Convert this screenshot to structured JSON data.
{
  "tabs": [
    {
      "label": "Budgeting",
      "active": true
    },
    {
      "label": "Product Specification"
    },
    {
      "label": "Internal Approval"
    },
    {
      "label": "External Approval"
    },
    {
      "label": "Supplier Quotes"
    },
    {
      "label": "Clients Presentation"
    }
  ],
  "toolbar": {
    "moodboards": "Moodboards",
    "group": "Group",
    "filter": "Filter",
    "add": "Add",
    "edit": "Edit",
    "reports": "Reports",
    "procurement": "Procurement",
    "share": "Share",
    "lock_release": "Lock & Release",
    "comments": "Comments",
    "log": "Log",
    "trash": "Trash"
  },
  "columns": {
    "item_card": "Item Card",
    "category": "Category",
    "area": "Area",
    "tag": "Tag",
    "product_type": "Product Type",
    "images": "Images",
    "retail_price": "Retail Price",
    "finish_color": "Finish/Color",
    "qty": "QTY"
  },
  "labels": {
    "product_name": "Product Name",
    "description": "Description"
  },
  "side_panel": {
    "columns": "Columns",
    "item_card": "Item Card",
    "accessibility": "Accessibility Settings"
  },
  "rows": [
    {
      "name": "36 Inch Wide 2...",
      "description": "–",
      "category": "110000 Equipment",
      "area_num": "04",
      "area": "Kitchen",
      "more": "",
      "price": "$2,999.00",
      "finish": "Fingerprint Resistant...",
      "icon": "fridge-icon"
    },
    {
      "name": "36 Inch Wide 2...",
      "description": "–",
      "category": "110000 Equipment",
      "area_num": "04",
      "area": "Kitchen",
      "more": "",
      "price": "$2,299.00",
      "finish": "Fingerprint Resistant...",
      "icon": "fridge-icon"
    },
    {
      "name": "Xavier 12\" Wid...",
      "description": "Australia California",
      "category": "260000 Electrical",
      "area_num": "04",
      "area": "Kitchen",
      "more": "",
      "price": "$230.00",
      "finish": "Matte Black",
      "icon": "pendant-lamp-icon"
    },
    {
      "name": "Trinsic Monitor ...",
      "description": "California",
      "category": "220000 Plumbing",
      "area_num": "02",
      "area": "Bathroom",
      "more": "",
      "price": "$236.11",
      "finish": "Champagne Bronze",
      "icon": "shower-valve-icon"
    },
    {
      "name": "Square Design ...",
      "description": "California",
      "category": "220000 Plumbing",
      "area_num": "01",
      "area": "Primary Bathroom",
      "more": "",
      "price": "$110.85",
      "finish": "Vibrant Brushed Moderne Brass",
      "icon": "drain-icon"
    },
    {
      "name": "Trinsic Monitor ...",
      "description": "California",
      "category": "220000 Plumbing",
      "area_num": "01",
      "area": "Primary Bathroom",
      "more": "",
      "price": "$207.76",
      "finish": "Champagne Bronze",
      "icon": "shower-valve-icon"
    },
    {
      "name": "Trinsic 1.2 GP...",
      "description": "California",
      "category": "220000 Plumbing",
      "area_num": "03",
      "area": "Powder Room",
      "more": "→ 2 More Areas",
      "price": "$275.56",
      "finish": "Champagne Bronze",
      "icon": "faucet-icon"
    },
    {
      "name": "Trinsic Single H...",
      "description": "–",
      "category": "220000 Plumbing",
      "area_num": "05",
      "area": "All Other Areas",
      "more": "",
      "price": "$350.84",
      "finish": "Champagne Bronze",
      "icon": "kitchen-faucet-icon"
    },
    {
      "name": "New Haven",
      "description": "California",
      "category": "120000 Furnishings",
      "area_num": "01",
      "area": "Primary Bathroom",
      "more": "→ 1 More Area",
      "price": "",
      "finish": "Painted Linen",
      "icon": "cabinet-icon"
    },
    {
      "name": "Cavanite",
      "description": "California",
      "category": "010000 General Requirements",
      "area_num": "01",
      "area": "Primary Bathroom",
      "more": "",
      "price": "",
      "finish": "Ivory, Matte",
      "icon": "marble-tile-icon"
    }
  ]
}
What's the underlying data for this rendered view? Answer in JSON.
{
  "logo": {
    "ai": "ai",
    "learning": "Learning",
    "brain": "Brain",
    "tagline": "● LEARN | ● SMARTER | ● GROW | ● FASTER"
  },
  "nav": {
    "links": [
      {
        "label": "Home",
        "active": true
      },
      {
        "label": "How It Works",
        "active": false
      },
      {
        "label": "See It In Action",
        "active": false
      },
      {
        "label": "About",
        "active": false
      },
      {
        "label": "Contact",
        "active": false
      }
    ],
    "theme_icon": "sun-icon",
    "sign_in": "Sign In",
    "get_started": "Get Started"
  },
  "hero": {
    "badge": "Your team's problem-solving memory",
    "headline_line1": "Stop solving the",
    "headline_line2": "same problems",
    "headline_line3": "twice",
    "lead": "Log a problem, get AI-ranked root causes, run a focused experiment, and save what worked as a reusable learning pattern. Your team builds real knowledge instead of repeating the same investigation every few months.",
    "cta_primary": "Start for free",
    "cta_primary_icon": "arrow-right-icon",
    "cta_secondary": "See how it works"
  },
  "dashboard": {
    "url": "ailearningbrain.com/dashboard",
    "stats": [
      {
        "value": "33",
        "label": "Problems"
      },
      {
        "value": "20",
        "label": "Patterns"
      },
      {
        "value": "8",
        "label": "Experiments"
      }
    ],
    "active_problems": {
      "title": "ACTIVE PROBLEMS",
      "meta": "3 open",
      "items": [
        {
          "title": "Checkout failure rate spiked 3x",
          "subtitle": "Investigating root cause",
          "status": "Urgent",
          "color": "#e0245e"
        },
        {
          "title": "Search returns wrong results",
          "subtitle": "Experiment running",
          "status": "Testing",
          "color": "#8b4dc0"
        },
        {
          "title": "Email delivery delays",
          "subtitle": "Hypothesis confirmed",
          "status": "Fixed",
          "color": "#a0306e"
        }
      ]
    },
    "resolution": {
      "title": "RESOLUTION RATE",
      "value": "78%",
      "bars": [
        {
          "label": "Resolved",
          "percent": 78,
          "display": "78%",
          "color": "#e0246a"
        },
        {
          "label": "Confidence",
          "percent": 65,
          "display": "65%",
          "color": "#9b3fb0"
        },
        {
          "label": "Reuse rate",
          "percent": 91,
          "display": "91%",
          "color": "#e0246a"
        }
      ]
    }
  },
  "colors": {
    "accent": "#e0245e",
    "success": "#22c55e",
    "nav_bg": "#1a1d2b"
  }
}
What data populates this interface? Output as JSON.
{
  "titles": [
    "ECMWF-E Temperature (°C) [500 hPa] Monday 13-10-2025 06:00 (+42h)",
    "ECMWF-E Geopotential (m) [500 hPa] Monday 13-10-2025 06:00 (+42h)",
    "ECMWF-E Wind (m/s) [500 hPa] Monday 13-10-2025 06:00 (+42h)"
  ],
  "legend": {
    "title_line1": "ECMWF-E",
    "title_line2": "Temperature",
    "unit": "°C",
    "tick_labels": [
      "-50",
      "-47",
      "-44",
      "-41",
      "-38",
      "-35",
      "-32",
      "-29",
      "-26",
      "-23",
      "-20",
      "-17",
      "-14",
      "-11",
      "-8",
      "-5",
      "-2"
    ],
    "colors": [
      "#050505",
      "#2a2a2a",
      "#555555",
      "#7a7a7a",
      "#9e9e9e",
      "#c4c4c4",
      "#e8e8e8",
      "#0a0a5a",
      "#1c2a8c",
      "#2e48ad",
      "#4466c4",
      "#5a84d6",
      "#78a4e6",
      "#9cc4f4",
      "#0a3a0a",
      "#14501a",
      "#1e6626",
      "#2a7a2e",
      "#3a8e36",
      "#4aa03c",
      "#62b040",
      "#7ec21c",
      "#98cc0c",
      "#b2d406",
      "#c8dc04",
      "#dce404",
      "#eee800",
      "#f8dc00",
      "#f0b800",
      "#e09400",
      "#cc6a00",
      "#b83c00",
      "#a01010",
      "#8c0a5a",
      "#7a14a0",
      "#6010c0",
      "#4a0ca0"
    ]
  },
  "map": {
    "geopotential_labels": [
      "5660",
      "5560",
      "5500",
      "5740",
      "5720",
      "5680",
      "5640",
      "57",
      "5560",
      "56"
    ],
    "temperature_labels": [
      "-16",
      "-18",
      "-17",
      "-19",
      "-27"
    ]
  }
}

[What is expected]: Where a line contains "icon", copy that line.

[Answer to the problem]:
      "icon": "fridge-icon"
      "icon": "fridge-icon"
      "icon": "pendant-lamp-icon"
      "icon": "shower-valve-icon"
      "icon": "drain-icon"
      "icon": "shower-valve-icon"
      "icon": "faucet-icon"
      "icon": "kitchen-faucet-icon"
      "icon": "cabinet-icon"
      "icon": "marble-tile-icon"
    "theme_icon": "sun-icon",
    "cta_primary_icon": "arrow-right-icon",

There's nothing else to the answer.